Structured figure records:

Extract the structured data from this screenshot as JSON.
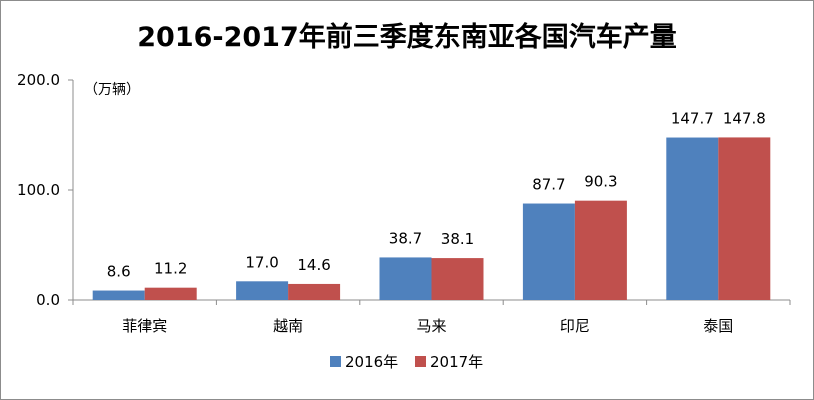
{
  "chart_data": {
    "type": "bar",
    "title": "2016-2017年前三季度东南亚各国汽车产量",
    "unit_label": "（万辆）",
    "categories": [
      "菲律宾",
      "越南",
      "马来",
      "印尼",
      "泰国"
    ],
    "series": [
      {
        "name": "2016年",
        "color": "#4f81bd",
        "values": [
          8.6,
          17.0,
          38.7,
          87.7,
          147.7
        ],
        "labels": [
          "8.6",
          "17.0",
          "38.7",
          "87.7",
          "147.7"
        ]
      },
      {
        "name": "2017年",
        "color": "#c0504d",
        "values": [
          11.2,
          14.6,
          38.1,
          90.3,
          147.8
        ],
        "labels": [
          "11.2",
          "14.6",
          "38.1",
          "90.3",
          "147.8"
        ]
      }
    ],
    "ylim": [
      0,
      200
    ],
    "yticks": [
      0,
      100,
      200
    ],
    "ytick_labels": [
      "0.0",
      "100.0",
      "200.0"
    ],
    "grid": false,
    "legend": "bottom"
  }
}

The task:
Do not copy the pictures, but repeat every line exactly.

Result for this exercise:
Extract the structured data from this screenshot as JSON.
{
  "chart_data": {
    "type": "bar",
    "title": "2016-2017年前三季度东南亚各国汽车产量",
    "unit_label": "（万辆）",
    "categories": [
      "菲律宾",
      "越南",
      "马来",
      "印尼",
      "泰国"
    ],
    "series": [
      {
        "name": "2016年",
        "color": "#4f81bd",
        "values": [
          8.6,
          17.0,
          38.7,
          87.7,
          147.7
        ],
        "labels": [
          "8.6",
          "17.0",
          "38.7",
          "87.7",
          "147.7"
        ]
      },
      {
        "name": "2017年",
        "color": "#c0504d",
        "values": [
          11.2,
          14.6,
          38.1,
          90.3,
          147.8
        ],
        "labels": [
          "11.2",
          "14.6",
          "38.1",
          "90.3",
          "147.8"
        ]
      }
    ],
    "ylim": [
      0,
      200
    ],
    "yticks": [
      0,
      100,
      200
    ],
    "ytick_labels": [
      "0.0",
      "100.0",
      "200.0"
    ],
    "grid": false,
    "legend": "bottom"
  }
}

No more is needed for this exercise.